TEXT FOR ANALYSIS:
=== Begin Enclosure ===

Learned By Heart – Emma Donoghue, £16.99 hardback
The heartbreaking story of the love of two women – Anne Lister, the real-life inspiration behind Gentleman Jack, and her first love, Eliza Raine. In 1805, at a boarding school in York, two fourteen-year-old girls first meet. Eliza Raine, the orphan daughter of an Indian mother, keeps herself apart from the other girls, tired of being picked out for being different. Anne Lister, a gifted troublemaker, is determined to conquer the world, refusing to bow to society’s expectations of what a woman can do. As they fall in love, the connection they forge will remain with them for the rest of their lives. Full of passion and heartbreak – evocative and wholly unique.
Demon Copperhead – Barbara Kingsolver, £9.99 paperback
Demon Copperhead is a once-in-a-generation novel that breaks and mends your heart in the way only the best fiction can. Demon’s story begins with his traumatic birth to a single mother in a single-wide trailer, looking ‘like a little blue prizefighter.’ For the life ahead of him he would need all of that fighting spirit, along with buckets of charm, a quick wit, and some unexpected talents, legal and otherwise.
In the southern Appalachian Mountains of Virginia, poverty isn’t an idea, it’s as natural as the grass grows. For a generation growing up in this world, at the heart of the modern opioid crisis, addiction isn’t an abstraction, it’s neighbours, parents, and friends. ‘Family’ could mean love, or reluctant foster care. For Demon, born on the wrong side of luck, the affection and safety he craves is as remote as the ocean he dreams of seeing one day. The wonder is in how far he’s willing to travel to try and get there. Suffused with truth, anger and compassion, this is an epic tale of love, loss and everything in between.
Satoshi Yagisawa – Days at the Morisaki Bookshop, £10.99 paperback
When twenty-five-year-old Takako’s boyfriend reveals he’s marrying someone else, she reluctantly accepts her eccentric uncle Satoru’s offer to live rent-free in the tiny room above his shop. Hidden in Jimbocho, Tokyo, the Morisaki Bookshop is a booklover’s paradise. On a quiet corner in an old wooden building, the shop is filled with hundreds of second-hand books. It is Satoru’s pride and joy, and he has devoted his life to the bookshop since his wife left him five years earlier. Hoping to nurse her broken heart in peace, Takako is surprised to encounter new worlds within the stacks of books lining the shop. And as summer fades to autumn, Satoru and Takako discover they have more in common than they first thought. The Morisaki bookshop has something to teach them both about life, love, and the healing power of books.

=== End Enclosure ===

ENTRIES SUPPLIED:
=== Begin Enclosure ===

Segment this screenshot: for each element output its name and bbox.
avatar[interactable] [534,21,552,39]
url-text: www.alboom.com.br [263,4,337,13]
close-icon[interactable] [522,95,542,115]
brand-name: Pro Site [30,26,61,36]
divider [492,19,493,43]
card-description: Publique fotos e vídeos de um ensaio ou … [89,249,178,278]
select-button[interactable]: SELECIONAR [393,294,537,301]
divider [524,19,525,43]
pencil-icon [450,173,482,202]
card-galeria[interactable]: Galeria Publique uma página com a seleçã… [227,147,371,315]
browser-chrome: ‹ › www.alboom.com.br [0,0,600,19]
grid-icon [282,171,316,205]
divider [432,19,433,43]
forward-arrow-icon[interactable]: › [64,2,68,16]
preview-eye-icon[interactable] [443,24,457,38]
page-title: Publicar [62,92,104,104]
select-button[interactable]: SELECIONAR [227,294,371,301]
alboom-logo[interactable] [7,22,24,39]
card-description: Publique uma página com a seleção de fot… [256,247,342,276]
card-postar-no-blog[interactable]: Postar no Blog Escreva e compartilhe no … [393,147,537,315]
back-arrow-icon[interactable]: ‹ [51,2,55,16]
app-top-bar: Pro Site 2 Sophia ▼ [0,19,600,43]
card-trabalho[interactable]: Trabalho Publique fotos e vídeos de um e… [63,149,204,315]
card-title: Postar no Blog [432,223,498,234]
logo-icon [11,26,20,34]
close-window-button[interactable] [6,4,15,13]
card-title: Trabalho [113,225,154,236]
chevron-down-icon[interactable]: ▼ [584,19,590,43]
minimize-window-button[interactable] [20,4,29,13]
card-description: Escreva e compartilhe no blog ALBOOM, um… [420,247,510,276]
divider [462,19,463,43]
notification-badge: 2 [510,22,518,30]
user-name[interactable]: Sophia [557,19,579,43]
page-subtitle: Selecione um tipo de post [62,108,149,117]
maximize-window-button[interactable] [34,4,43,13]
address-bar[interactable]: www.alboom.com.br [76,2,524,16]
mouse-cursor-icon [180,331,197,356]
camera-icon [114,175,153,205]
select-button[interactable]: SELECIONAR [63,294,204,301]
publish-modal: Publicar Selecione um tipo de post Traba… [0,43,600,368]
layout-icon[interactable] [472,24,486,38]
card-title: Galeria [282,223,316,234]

=== End Enclosure ===

QUESTIONS ON THE MATERIAL:
1. Answer these questions using the book listings:
(a) In what year and in which city do Anne Lister and Eliza Raine first meet?
(b) In which mountains of Virginia is Demon's story set?
(c) How long ago did Satoru's wife leave him?
2. Reproduce the book listings from "Demon Copperhead –" to "legal and otherwise.".

ANSWERS TO THE EXERCISES:
1.
(a) 1805, in York
(b) The southern Appalachian Mountains
(c) Five years earlier

2.
Demon Copperhead – Barbara Kingsolver, £9.99 paperback
Demon Copperhead is a once-in-a-generation novel that breaks and mends your heart in the way only the best fiction can. Demon’s story begins with his traumatic birth to a single mother in a single-wide trailer, looking ‘like a little blue prizefighter.’ For the life ahead of him he would need all of that fighting spirit, along with buckets of charm, a quick wit, and some unexpected talents, legal and otherwise.